[Your goal] What is needed is an exact copy of the entries below, from the line that contains "Give me a plain-text" through the final line, both included, and nothing else.

-------

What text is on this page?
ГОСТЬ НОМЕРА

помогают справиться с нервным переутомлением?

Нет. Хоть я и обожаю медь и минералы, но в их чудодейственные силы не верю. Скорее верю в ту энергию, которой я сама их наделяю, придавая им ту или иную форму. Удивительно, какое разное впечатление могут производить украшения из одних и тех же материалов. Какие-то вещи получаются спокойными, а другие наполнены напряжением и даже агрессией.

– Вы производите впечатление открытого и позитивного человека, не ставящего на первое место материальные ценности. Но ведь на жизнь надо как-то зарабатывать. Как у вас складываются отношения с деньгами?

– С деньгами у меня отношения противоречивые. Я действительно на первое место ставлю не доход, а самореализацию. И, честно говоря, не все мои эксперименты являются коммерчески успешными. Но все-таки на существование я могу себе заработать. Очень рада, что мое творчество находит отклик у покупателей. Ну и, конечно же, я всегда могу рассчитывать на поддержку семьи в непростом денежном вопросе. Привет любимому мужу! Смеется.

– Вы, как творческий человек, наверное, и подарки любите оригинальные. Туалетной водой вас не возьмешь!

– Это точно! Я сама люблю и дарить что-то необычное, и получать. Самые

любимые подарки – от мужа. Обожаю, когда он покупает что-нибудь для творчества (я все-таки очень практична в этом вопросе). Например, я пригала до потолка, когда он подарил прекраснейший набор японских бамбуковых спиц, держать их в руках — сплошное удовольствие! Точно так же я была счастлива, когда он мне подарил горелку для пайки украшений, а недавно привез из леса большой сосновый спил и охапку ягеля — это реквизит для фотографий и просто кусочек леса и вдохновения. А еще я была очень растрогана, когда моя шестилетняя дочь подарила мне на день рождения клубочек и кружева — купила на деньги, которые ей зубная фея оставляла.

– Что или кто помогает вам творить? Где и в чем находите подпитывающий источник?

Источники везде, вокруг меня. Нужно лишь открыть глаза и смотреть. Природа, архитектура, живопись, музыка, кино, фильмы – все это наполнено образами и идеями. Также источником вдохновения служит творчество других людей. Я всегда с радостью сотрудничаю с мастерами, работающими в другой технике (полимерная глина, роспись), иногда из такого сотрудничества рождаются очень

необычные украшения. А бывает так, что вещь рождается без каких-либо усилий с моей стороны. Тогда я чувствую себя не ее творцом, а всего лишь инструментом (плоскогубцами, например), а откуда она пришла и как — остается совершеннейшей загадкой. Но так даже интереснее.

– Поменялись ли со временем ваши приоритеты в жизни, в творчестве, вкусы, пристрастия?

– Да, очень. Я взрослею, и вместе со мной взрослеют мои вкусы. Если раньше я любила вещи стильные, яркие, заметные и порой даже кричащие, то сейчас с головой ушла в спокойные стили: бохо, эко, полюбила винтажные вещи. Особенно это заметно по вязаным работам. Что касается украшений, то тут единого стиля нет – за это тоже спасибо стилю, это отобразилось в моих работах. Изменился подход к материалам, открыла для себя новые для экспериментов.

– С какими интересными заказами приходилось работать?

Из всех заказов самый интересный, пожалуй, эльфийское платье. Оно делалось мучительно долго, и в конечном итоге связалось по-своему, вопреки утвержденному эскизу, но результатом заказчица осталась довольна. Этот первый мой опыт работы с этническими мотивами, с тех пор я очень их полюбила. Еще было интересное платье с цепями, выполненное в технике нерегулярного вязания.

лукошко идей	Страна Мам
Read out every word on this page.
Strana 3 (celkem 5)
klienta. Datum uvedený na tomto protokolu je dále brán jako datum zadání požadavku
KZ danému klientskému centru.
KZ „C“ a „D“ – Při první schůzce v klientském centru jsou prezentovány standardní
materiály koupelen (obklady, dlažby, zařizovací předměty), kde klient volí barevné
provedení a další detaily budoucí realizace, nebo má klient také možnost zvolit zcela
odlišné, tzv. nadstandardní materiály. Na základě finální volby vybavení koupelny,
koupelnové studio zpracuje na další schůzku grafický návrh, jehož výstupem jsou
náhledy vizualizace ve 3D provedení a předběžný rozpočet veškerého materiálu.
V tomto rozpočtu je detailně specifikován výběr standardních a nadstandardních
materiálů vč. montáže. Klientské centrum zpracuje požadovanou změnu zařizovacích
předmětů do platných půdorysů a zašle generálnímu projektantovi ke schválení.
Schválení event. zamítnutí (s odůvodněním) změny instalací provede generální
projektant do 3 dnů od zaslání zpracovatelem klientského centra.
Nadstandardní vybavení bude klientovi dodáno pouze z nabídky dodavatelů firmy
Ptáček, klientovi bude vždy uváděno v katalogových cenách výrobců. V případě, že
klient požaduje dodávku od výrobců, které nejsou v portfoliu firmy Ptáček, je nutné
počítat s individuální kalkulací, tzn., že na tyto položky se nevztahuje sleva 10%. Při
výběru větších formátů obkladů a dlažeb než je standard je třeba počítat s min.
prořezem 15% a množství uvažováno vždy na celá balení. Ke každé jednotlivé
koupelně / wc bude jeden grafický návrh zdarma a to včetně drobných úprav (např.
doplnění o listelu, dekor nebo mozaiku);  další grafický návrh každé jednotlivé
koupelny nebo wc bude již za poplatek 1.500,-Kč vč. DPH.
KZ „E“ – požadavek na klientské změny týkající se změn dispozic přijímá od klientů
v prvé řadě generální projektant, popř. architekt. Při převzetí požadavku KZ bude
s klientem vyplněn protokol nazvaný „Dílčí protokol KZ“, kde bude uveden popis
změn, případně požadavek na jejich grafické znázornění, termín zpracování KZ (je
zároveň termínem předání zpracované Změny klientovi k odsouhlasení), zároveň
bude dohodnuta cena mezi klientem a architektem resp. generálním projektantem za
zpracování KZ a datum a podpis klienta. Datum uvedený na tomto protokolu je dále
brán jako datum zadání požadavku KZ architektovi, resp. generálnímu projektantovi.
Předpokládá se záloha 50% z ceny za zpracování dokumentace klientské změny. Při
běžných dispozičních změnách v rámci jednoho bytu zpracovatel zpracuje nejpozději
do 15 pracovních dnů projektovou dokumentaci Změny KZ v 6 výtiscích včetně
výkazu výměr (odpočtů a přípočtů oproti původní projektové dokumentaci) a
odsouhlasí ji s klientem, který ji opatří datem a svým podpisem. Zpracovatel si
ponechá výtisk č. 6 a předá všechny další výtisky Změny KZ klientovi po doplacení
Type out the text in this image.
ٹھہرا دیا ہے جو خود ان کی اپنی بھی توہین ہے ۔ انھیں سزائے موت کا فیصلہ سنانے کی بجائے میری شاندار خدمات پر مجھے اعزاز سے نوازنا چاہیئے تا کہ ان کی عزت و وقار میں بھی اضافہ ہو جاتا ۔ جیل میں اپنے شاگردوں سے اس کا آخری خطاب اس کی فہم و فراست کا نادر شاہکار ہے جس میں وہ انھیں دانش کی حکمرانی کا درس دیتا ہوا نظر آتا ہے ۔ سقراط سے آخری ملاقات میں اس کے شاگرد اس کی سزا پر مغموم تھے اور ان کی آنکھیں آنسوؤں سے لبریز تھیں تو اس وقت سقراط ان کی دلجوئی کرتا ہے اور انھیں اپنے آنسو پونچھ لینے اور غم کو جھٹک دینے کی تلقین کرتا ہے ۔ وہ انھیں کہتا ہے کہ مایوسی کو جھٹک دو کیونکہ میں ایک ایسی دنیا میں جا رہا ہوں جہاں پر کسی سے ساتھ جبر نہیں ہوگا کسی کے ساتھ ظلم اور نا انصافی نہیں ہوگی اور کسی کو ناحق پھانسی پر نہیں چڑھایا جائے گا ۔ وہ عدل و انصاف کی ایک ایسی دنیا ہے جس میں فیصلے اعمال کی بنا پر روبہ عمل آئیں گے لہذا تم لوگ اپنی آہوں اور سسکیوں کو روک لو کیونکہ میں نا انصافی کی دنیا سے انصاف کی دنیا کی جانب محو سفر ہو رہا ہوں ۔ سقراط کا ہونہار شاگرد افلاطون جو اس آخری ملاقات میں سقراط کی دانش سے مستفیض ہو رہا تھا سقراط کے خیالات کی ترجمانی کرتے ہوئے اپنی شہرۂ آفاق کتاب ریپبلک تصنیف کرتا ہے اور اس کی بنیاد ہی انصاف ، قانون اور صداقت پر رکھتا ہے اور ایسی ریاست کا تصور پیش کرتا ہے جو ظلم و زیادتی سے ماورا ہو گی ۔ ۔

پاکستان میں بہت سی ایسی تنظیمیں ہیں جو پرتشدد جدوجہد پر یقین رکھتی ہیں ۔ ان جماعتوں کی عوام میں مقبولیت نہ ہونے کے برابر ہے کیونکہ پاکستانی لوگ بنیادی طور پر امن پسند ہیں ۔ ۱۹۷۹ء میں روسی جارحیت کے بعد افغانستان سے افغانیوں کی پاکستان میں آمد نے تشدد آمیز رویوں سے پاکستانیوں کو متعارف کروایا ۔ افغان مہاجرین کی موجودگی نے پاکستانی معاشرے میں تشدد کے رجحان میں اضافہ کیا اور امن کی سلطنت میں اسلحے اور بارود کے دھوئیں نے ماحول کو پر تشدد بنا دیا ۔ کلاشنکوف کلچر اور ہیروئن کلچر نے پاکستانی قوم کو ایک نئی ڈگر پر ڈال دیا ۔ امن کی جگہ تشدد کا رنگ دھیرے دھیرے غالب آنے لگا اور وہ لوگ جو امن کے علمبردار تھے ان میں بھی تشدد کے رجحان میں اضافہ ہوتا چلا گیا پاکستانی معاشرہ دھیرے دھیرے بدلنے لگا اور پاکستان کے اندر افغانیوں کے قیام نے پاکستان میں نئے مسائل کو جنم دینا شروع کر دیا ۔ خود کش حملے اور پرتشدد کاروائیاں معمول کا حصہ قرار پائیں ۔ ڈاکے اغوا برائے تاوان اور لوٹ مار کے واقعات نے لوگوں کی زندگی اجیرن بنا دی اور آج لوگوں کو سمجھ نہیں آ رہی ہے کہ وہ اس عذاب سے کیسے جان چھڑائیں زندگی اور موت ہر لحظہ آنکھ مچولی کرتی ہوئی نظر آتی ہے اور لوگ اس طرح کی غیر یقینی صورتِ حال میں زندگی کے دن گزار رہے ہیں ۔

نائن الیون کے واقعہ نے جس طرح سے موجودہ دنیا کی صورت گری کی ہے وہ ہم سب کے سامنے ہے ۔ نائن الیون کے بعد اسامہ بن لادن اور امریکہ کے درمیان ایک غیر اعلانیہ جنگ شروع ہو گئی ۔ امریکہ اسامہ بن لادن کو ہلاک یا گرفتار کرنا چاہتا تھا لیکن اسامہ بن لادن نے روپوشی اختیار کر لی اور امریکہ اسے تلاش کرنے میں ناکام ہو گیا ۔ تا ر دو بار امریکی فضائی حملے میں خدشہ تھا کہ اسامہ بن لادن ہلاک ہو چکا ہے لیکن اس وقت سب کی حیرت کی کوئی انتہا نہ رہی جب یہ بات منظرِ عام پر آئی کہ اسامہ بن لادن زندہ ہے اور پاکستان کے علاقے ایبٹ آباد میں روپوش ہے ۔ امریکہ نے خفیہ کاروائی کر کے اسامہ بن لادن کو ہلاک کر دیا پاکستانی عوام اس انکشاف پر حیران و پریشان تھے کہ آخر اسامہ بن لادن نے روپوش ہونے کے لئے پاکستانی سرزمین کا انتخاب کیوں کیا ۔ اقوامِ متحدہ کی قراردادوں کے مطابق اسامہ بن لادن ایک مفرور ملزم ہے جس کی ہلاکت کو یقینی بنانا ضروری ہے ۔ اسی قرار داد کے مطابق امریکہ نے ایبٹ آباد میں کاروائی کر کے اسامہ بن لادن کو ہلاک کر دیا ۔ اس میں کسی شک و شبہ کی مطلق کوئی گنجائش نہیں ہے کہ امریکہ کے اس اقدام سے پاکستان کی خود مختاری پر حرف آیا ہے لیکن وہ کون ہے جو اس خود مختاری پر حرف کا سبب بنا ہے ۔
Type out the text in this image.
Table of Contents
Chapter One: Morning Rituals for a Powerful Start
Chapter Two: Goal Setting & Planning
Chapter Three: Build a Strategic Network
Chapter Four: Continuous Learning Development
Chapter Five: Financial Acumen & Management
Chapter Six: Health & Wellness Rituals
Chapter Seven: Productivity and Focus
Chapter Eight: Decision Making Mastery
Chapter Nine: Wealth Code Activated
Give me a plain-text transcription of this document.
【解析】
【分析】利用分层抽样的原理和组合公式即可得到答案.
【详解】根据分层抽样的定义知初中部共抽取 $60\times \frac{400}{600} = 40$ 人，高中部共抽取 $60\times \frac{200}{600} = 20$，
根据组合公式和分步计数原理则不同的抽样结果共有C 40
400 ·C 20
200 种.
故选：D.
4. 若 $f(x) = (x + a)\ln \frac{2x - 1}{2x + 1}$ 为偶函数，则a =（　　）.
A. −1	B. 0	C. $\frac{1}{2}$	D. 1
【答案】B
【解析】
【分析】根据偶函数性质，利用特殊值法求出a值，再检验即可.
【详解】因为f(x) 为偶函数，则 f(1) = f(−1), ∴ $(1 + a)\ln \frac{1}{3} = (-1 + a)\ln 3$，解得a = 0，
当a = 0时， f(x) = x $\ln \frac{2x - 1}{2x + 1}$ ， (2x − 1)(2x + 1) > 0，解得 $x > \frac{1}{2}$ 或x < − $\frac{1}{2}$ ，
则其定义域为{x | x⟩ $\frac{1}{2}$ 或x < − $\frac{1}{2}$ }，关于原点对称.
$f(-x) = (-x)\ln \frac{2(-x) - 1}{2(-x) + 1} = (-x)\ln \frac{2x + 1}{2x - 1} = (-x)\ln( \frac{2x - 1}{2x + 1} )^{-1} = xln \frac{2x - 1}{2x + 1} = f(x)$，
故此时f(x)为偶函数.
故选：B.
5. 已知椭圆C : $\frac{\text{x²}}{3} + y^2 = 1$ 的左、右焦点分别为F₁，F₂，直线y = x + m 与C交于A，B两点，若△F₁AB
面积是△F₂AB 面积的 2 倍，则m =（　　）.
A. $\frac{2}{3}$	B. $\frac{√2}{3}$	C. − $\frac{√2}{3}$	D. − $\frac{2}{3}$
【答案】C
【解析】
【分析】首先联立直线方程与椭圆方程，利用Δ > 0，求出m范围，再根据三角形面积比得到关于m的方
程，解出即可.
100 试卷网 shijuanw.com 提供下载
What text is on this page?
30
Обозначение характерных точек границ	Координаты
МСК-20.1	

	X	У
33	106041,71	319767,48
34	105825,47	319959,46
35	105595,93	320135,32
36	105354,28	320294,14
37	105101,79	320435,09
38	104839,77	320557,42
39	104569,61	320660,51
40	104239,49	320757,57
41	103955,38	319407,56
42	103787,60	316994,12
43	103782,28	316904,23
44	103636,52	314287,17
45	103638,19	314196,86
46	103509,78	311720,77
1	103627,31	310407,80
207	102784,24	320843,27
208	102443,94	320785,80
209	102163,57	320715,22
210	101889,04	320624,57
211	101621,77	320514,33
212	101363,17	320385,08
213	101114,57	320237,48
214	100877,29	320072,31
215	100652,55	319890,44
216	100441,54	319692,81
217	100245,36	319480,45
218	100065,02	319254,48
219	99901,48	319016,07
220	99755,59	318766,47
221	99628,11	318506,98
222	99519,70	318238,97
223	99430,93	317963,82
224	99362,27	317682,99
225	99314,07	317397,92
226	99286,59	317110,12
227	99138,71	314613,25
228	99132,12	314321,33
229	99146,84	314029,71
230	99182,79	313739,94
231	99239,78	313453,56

-------

[Task solution]
Give me a plain-text transcription of this document.
【解析】
【分析】利用分层抽样的原理和组合公式即可得到答案.
【详解】根据分层抽样的定义知初中部共抽取 $60\times \frac{400}{600} = 40$ 人，高中部共抽取 $60\times \frac{200}{600} = 20$，
根据组合公式和分步计数原理则不同的抽样结果共有C 40
400 ·C 20
200 种.
故选：D.
4. 若 $f(x) = (x + a)\ln \frac{2x - 1}{2x + 1}$ 为偶函数，则a =（　　）.
A. −1	B. 0	C. $\frac{1}{2}$	D. 1
【答案】B
【解析】
【分析】根据偶函数性质，利用特殊值法求出a值，再检验即可.
【详解】因为f(x) 为偶函数，则 f(1) = f(−1), ∴ $(1 + a)\ln \frac{1}{3} = (-1 + a)\ln 3$，解得a = 0，
当a = 0时， f(x) = x $\ln \frac{2x - 1}{2x + 1}$ ， (2x − 1)(2x + 1) > 0，解得 $x > \frac{1}{2}$ 或x < − $\frac{1}{2}$ ，
则其定义域为{x | x⟩ $\frac{1}{2}$ 或x < − $\frac{1}{2}$ }，关于原点对称.
$f(-x) = (-x)\ln \frac{2(-x) - 1}{2(-x) + 1} = (-x)\ln \frac{2x + 1}{2x - 1} = (-x)\ln( \frac{2x - 1}{2x + 1} )^{-1} = xln \frac{2x - 1}{2x + 1} = f(x)$，
故此时f(x)为偶函数.
故选：B.
5. 已知椭圆C : $\frac{\text{x²}}{3} + y^2 = 1$ 的左、右焦点分别为F₁，F₂，直线y = x + m 与C交于A，B两点，若△F₁AB
面积是△F₂AB 面积的 2 倍，则m =（　　）.
A. $\frac{2}{3}$	B. $\frac{√2}{3}$	C. − $\frac{√2}{3}$	D. − $\frac{2}{3}$
【答案】C
【解析】
【分析】首先联立直线方程与椭圆方程，利用Δ > 0，求出m范围，再根据三角形面积比得到关于m的方
程，解出即可.
100 试卷网 shijuanw.com 提供下载
What text is on this page?
30
Обозначение характерных точек границ	Координаты
МСК-20.1	

	X	У
33	106041,71	319767,48
34	105825,47	319959,46
35	105595,93	320135,32
36	105354,28	320294,14
37	105101,79	320435,09
38	104839,77	320557,42
39	104569,61	320660,51
40	104239,49	320757,57
41	103955,38	319407,56
42	103787,60	316994,12
43	103782,28	316904,23
44	103636,52	314287,17
45	103638,19	314196,86
46	103509,78	311720,77
1	103627,31	310407,80
207	102784,24	320843,27
208	102443,94	320785,80
209	102163,57	320715,22
210	101889,04	320624,57
211	101621,77	320514,33
212	101363,17	320385,08
213	101114,57	320237,48
214	100877,29	320072,31
215	100652,55	319890,44
216	100441,54	319692,81
217	100245,36	319480,45
218	100065,02	319254,48
219	99901,48	319016,07
220	99755,59	318766,47
221	99628,11	318506,98
222	99519,70	318238,97
223	99430,93	317963,82
224	99362,27	317682,99
225	99314,07	317397,92
226	99286,59	317110,12
227	99138,71	314613,25
228	99132,12	314321,33
229	99146,84	314029,71
230	99182,79	313739,94
231	99239,78	313453,56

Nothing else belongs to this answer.